Dataset rows>
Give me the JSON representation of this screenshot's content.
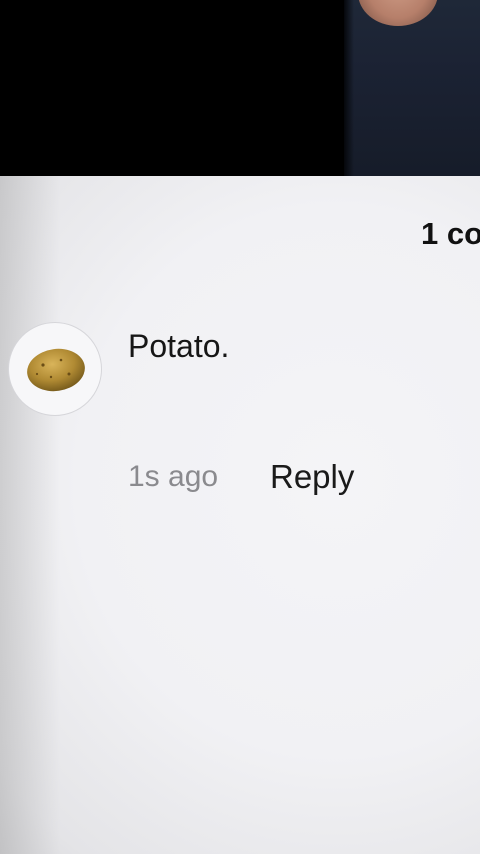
{
  "comments_panel": {
    "count_label": "1 co"
  },
  "comment": {
    "text": "Potato.",
    "timestamp": "1s ago",
    "reply_label": "Reply",
    "avatar_icon": "potato-avatar-icon"
  }
}
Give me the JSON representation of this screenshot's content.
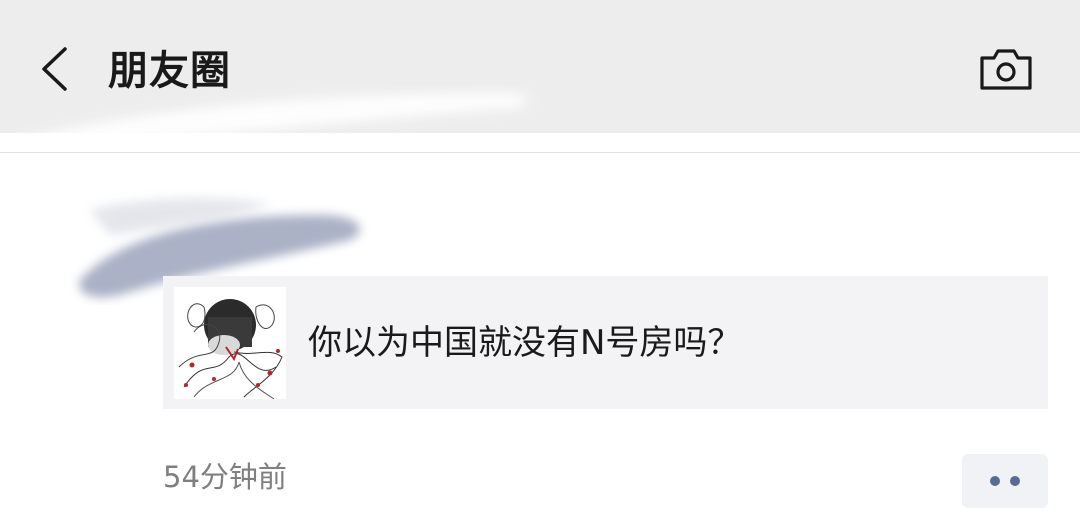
{
  "header": {
    "title": "朋友圈",
    "back_icon": "chevron-left-icon",
    "camera_icon": "camera-icon"
  },
  "post": {
    "link_card": {
      "title": "你以为中国就没有N号房吗？",
      "thumbnail": "sketch-illustration"
    },
    "time": "54分钟前",
    "more_icon": "more-dots-icon"
  },
  "colors": {
    "header_bg": "#ededed",
    "card_bg": "#f3f3f5",
    "link_blue": "#576b95",
    "time_gray": "#7f7f7f"
  }
}
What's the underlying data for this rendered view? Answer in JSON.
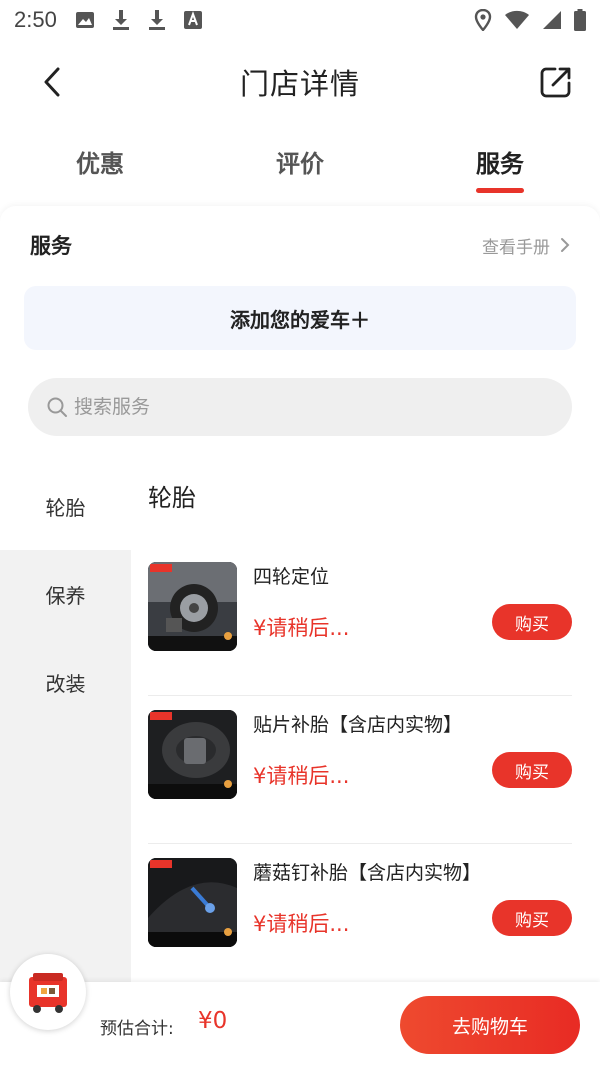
{
  "status_bar": {
    "time": "2:50",
    "left_icons": [
      "image-icon",
      "download-icon",
      "download-icon",
      "font-icon"
    ],
    "right_icons": [
      "location-icon",
      "wifi-icon",
      "signal-icon",
      "battery-icon"
    ]
  },
  "header": {
    "title": "门店详情"
  },
  "tabs": [
    {
      "label": "优惠",
      "active": false
    },
    {
      "label": "评价",
      "active": false
    },
    {
      "label": "服务",
      "active": true
    }
  ],
  "section": {
    "title": "服务",
    "manual_link": "查看手册"
  },
  "add_car": {
    "label": "添加您的爱车＋"
  },
  "search": {
    "placeholder": "搜索服务"
  },
  "categories": [
    {
      "label": "轮胎",
      "active": true
    },
    {
      "label": "保养",
      "active": false
    },
    {
      "label": "改装",
      "active": false
    }
  ],
  "list": {
    "category_title": "轮胎",
    "items": [
      {
        "name": "四轮定位",
        "price": "¥请稍后...",
        "button": "购买",
        "thumb_icon": "wheel-alignment-thumbnail"
      },
      {
        "name": "贴片补胎【含店内实物】",
        "price": "¥请稍后...",
        "button": "购买",
        "thumb_icon": "patch-repair-thumbnail"
      },
      {
        "name": "蘑菇钉补胎【含店内实物】",
        "price": "¥请稍后...",
        "button": "购买",
        "thumb_icon": "plug-repair-thumbnail"
      }
    ]
  },
  "bottom_bar": {
    "total_label": "预估合计:",
    "total_value": "¥0",
    "checkout_label": "去购物车"
  },
  "colors": {
    "accent": "#e8342a",
    "search_bg": "#efefef",
    "add_car_bg": "#f3f6fd",
    "sidebar_bg": "#f2f2f2"
  }
}
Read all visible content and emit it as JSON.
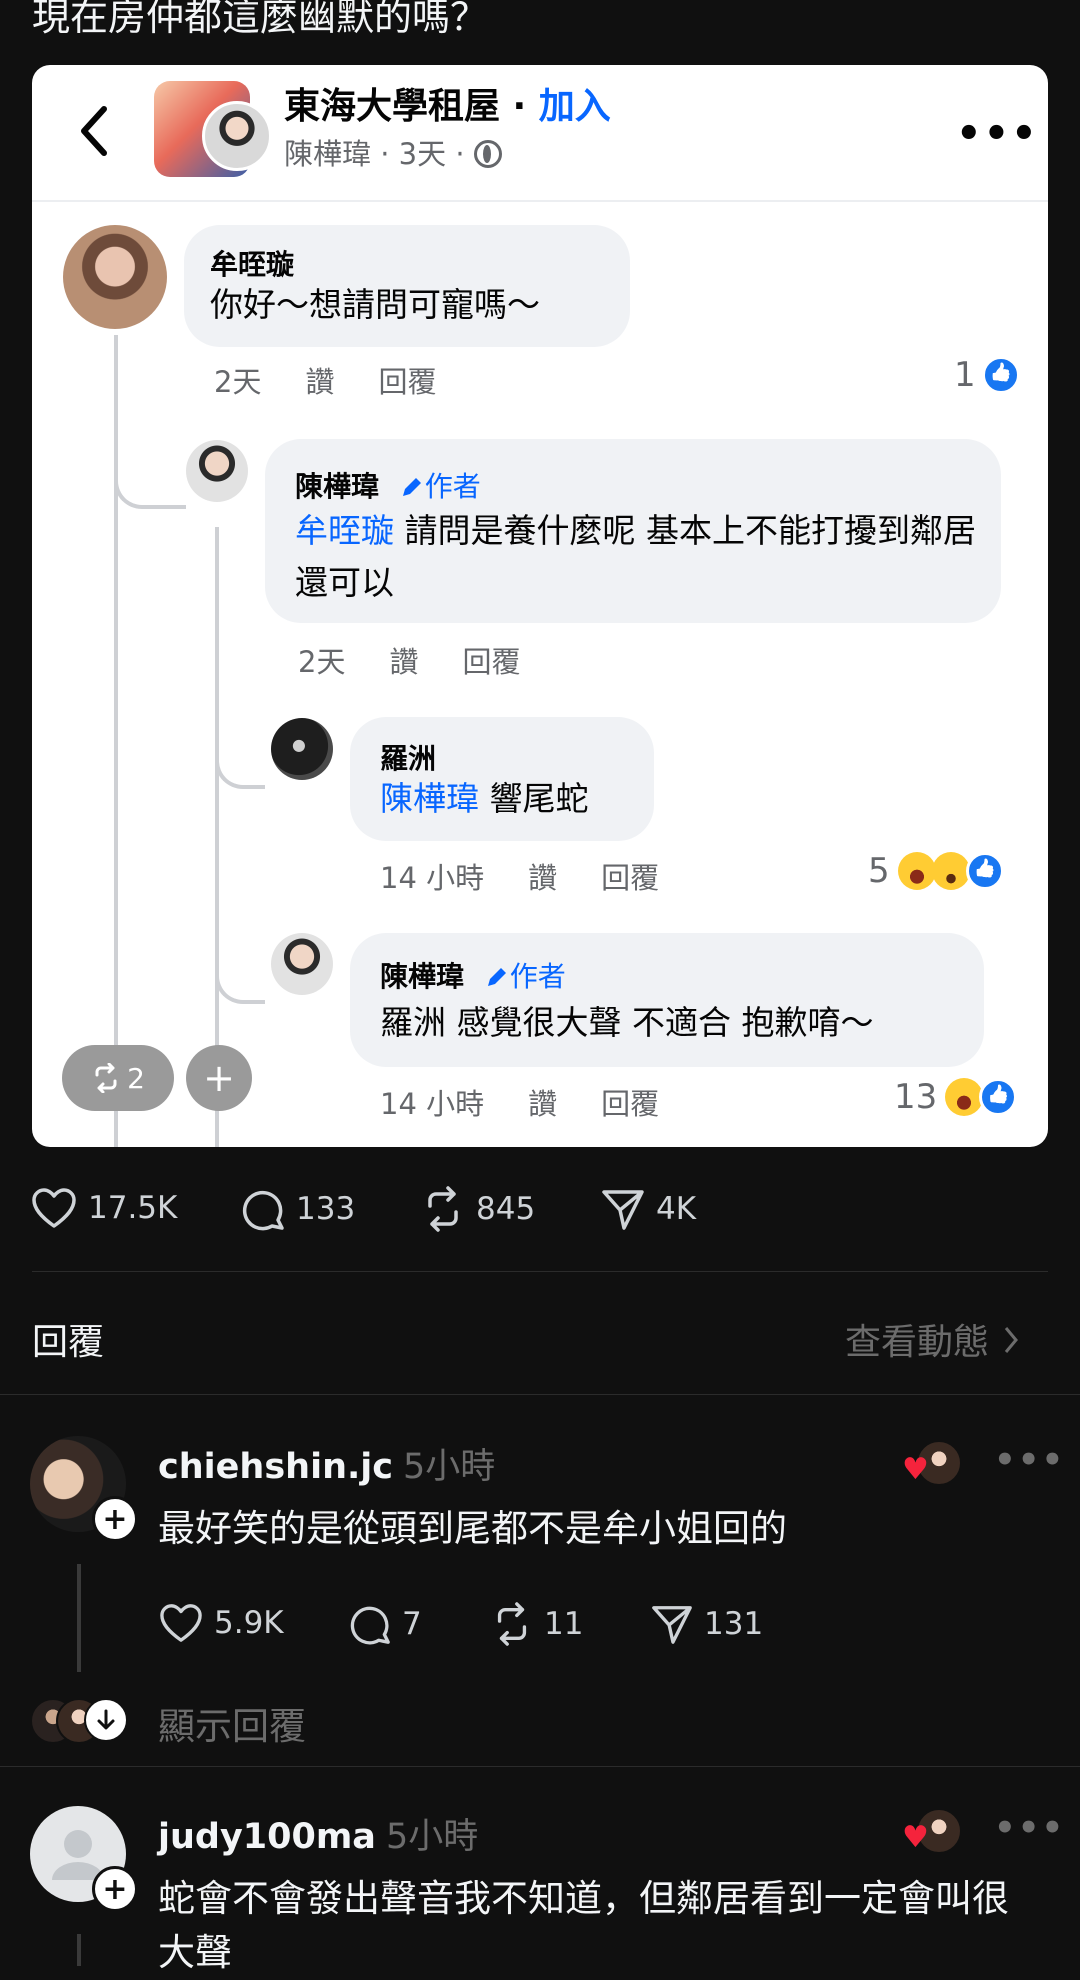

Stated goal> Transcribe every record above exactly, leaving out the pictures.

Task result>
Give me the JSON representation of this screenshot's content.
{
  "comments_panel": {
    "count_label": "1 co"
  },
  "comment": {
    "text": "Potato.",
    "timestamp": "1s ago",
    "reply_label": "Reply",
    "avatar_icon": "potato-avatar-icon"
  }
}
Give me the JSON representation of this screenshot's content.
{
  "header": {
    "title": "朋友圈",
    "back_icon": "chevron-left-icon",
    "camera_icon": "camera-icon"
  },
  "post": {
    "link_card": {
      "title": "你以为中国就没有N号房吗？",
      "thumbnail": "sketch-illustration"
    },
    "time": "54分钟前",
    "more_icon": "more-dots-icon"
  },
  "colors": {
    "header_bg": "#ededed",
    "card_bg": "#f3f3f5",
    "link_blue": "#576b95",
    "time_gray": "#7f7f7f"
  }
}
What's the underlying data for this rendered view? Answer in JSON.
{
  "status_bar": {
    "time": "2:50",
    "left_icons": [
      "image-icon",
      "download-icon",
      "download-icon",
      "font-icon"
    ],
    "right_icons": [
      "location-icon",
      "wifi-icon",
      "signal-icon",
      "battery-icon"
    ]
  },
  "header": {
    "title": "门店详情"
  },
  "tabs": [
    {
      "label": "优惠",
      "active": false
    },
    {
      "label": "评价",
      "active": false
    },
    {
      "label": "服务",
      "active": true
    }
  ],
  "section": {
    "title": "服务",
    "manual_link": "查看手册"
  },
  "add_car": {
    "label": "添加您的爱车＋"
  },
  "search": {
    "placeholder": "搜索服务"
  },
  "categories": [
    {
      "label": "轮胎",
      "active": true
    },
    {
      "label": "保养",
      "active": false
    },
    {
      "label": "改装",
      "active": false
    }
  ],
  "list": {
    "category_title": "轮胎",
    "items": [
      {
        "name": "四轮定位",
        "price": "¥请稍后...",
        "button": "购买",
        "thumb_icon": "wheel-alignment-thumbnail"
      },
      {
        "name": "贴片补胎【含店内实物】",
        "price": "¥请稍后...",
        "button": "购买",
        "thumb_icon": "patch-repair-thumbnail"
      },
      {
        "name": "蘑菇钉补胎【含店内实物】",
        "price": "¥请稍后...",
        "button": "购买",
        "thumb_icon": "plug-repair-thumbnail"
      }
    ]
  },
  "bottom_bar": {
    "total_label": "预估合计:",
    "total_value": "¥0",
    "checkout_label": "去购物车"
  },
  "colors": {
    "accent": "#e8342a",
    "search_bg": "#efefef",
    "add_car_bg": "#f3f6fd",
    "sidebar_bg": "#f2f2f2"
  }
}
Read all visible content and emit it as JSON.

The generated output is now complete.